• _Data rows_:
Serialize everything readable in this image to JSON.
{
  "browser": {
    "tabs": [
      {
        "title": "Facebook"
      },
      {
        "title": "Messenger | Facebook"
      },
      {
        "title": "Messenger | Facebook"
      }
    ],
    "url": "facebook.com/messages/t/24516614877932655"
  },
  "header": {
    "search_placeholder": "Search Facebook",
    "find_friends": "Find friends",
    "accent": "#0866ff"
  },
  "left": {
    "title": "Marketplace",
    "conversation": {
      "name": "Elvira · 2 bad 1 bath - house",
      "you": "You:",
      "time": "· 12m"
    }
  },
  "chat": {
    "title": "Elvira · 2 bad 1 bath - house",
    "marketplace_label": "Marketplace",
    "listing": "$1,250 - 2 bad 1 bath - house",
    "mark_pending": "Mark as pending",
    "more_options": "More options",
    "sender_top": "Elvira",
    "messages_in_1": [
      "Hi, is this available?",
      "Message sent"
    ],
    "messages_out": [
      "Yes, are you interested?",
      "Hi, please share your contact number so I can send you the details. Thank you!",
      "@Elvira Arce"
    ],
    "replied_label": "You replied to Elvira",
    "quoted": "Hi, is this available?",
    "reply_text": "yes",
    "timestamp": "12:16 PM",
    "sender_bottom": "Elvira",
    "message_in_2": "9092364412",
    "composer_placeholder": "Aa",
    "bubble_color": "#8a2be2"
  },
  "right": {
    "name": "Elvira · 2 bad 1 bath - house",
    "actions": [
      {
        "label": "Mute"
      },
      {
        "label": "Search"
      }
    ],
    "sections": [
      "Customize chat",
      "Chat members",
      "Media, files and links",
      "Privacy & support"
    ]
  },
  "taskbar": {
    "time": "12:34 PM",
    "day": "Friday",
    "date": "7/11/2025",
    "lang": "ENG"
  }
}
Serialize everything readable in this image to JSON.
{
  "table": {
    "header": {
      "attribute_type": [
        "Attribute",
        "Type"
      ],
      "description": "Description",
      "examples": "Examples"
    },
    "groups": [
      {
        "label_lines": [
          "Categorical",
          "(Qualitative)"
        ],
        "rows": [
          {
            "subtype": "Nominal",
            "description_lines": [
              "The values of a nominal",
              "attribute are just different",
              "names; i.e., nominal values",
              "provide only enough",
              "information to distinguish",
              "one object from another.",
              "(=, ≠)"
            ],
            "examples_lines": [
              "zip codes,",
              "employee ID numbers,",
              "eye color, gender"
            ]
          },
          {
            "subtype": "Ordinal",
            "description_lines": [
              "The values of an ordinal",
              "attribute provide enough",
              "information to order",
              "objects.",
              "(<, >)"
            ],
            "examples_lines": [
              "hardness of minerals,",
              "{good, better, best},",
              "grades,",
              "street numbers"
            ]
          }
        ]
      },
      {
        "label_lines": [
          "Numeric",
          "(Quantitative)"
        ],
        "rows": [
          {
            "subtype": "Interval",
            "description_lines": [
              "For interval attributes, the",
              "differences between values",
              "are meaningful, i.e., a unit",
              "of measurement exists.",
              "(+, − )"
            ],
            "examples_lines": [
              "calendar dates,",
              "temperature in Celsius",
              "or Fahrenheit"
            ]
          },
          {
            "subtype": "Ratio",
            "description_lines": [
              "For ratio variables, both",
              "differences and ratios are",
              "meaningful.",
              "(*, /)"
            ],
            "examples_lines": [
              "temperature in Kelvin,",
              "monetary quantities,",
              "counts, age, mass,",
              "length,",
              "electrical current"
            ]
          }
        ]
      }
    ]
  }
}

• _What is asked_:
Go through the records. Copy each line where "differences" appears.

• _Task answer_:
              "differences between values",
              "differences and ratios are",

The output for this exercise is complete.